[Extracted data entries]
-------

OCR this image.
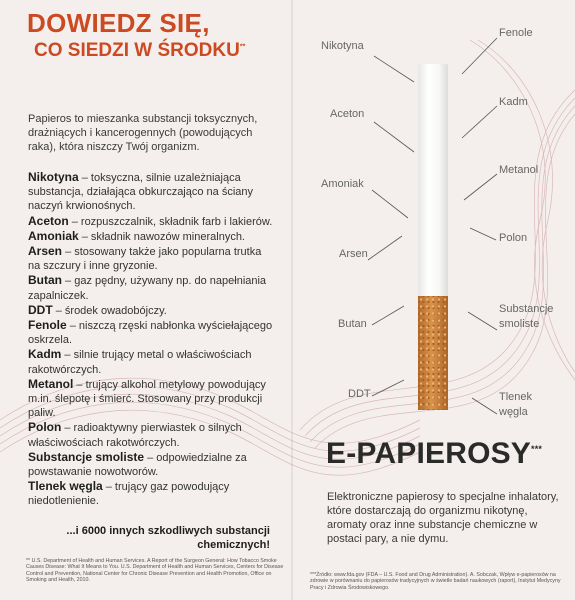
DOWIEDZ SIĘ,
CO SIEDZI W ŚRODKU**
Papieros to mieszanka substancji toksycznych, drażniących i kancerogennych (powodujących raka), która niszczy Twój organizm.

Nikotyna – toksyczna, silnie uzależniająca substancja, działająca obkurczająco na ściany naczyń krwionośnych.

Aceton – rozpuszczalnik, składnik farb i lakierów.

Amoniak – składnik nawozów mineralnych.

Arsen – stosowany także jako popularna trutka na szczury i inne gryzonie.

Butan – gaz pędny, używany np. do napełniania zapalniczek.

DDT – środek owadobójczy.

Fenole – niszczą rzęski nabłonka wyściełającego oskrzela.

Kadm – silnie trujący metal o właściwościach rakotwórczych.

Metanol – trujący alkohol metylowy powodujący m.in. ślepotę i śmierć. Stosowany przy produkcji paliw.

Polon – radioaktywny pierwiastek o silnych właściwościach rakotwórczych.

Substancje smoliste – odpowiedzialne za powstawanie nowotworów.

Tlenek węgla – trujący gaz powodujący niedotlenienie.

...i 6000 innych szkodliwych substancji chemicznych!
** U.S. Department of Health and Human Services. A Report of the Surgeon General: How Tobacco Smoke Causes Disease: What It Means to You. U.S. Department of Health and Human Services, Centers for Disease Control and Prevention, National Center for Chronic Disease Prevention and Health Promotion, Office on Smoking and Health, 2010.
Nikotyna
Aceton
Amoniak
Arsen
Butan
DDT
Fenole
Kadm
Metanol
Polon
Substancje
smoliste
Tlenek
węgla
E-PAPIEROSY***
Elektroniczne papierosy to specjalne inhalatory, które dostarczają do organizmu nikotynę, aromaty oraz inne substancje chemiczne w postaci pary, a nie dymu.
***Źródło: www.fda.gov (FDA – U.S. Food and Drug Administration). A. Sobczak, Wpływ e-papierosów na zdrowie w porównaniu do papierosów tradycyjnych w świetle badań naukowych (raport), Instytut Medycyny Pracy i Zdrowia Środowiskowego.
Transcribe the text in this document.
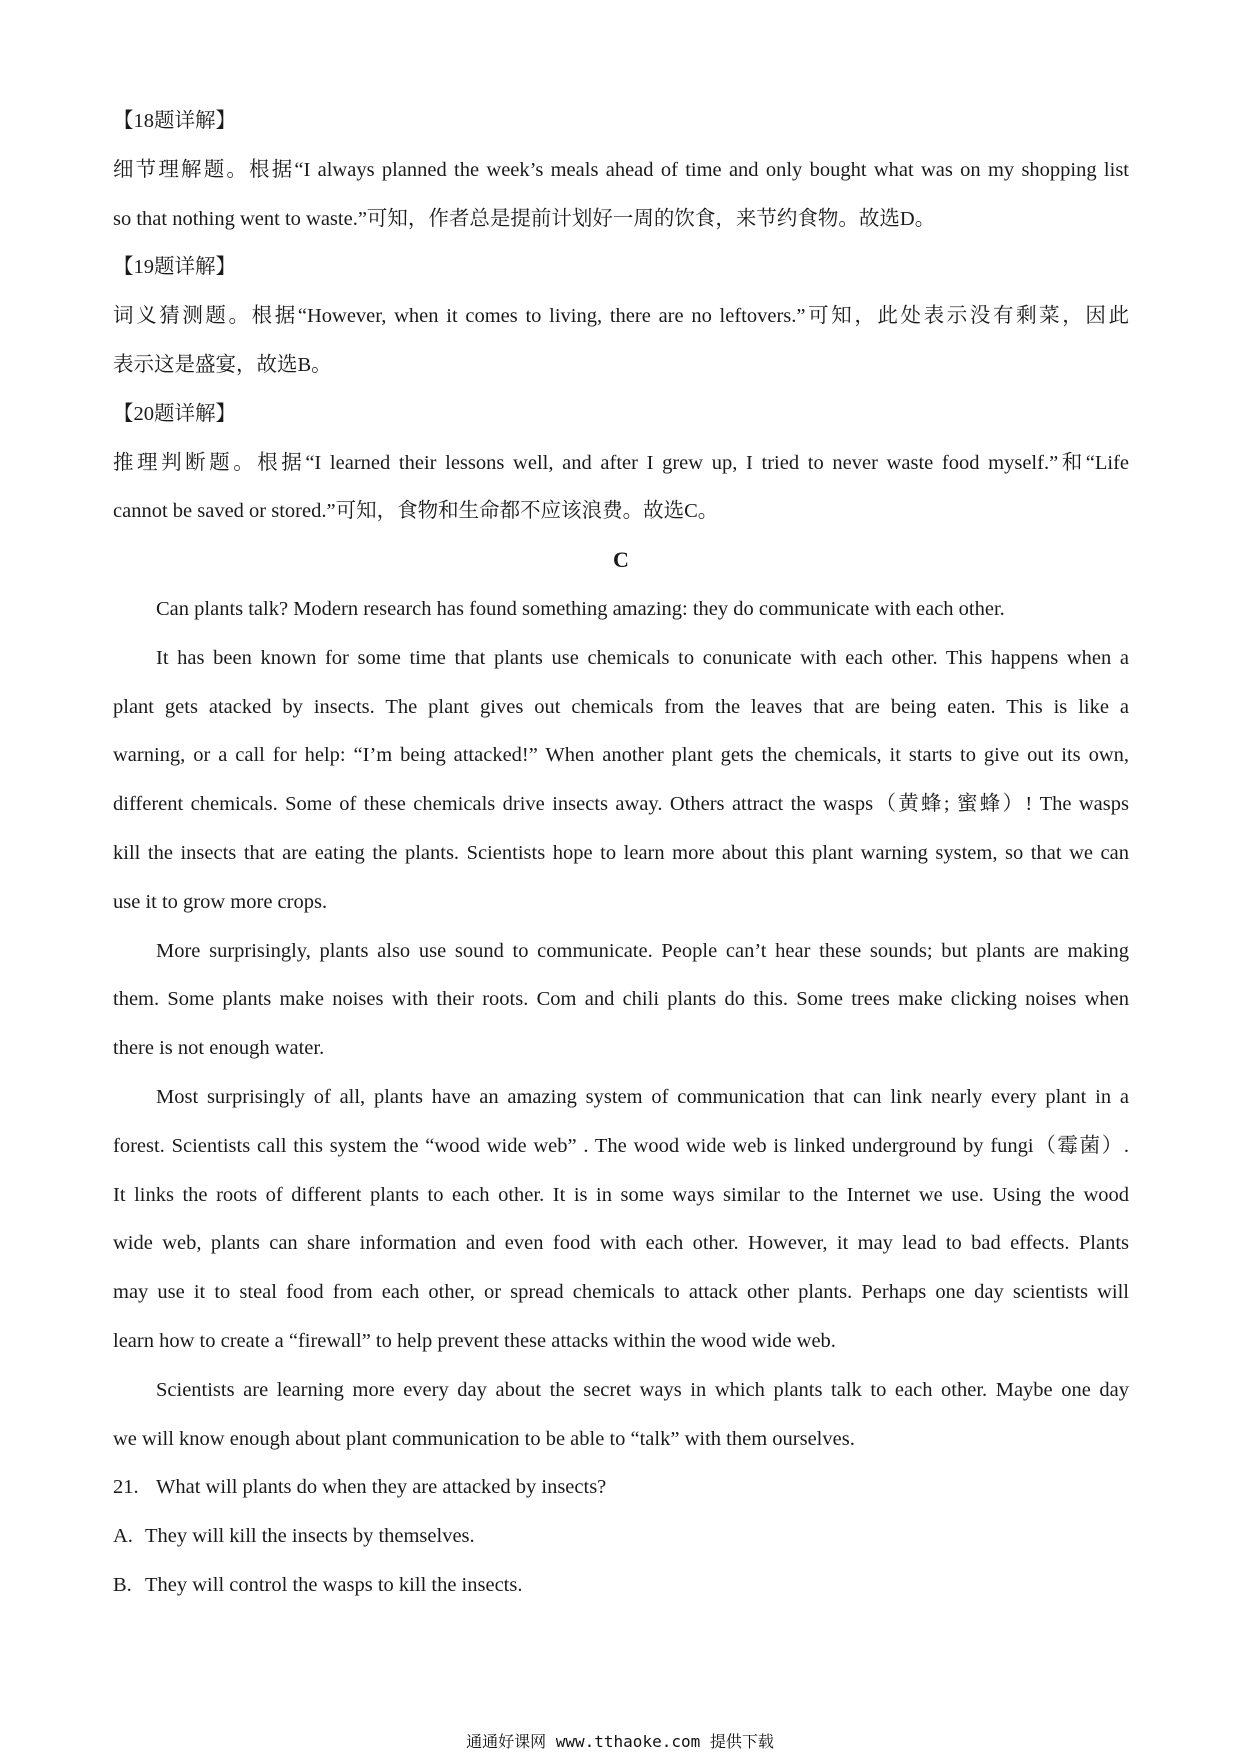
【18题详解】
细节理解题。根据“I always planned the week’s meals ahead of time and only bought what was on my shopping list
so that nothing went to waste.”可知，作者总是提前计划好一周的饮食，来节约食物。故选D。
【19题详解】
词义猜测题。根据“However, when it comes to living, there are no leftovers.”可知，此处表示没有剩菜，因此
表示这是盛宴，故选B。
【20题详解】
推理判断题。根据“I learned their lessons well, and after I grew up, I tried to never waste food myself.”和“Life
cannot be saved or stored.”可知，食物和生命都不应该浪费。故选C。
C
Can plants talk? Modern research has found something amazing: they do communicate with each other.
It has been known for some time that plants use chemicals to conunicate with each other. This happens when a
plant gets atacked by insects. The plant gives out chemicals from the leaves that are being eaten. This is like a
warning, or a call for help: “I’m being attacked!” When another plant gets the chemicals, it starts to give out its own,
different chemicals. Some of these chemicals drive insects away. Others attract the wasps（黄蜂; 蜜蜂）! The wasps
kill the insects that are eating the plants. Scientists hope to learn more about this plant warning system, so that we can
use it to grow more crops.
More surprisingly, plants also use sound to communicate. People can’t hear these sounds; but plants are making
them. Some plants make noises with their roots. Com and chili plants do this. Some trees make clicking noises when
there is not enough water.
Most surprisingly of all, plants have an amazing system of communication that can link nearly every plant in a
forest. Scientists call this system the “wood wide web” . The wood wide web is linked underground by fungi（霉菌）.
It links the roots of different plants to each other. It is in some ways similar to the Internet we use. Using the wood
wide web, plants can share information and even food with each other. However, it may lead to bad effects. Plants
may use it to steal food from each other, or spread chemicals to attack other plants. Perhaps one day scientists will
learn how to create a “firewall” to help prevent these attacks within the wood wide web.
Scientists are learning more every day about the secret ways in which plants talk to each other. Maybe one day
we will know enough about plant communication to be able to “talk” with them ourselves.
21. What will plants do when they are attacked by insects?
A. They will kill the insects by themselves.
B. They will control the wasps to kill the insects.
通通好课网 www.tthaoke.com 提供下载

-------

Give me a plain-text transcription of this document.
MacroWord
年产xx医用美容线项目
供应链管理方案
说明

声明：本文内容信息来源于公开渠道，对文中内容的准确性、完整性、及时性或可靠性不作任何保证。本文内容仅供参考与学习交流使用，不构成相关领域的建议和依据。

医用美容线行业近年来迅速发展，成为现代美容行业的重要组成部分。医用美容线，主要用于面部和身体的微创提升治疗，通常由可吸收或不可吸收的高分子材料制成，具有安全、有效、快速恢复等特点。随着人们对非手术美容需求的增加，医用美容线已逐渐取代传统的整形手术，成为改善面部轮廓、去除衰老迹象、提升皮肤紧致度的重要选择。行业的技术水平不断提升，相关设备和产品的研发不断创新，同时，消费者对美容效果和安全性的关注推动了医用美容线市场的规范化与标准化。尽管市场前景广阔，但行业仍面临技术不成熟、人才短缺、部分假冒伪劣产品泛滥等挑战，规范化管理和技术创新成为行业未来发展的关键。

-------

Select every line above that contains the word "silnie", and copy it.

Nikotyna – toksyczna, silnie uzależniająca substancja, działająca obkurczająco na ściany naczyń krwionośnych.
Kadm – silnie trujący metal o właściwościach rakotwórczych.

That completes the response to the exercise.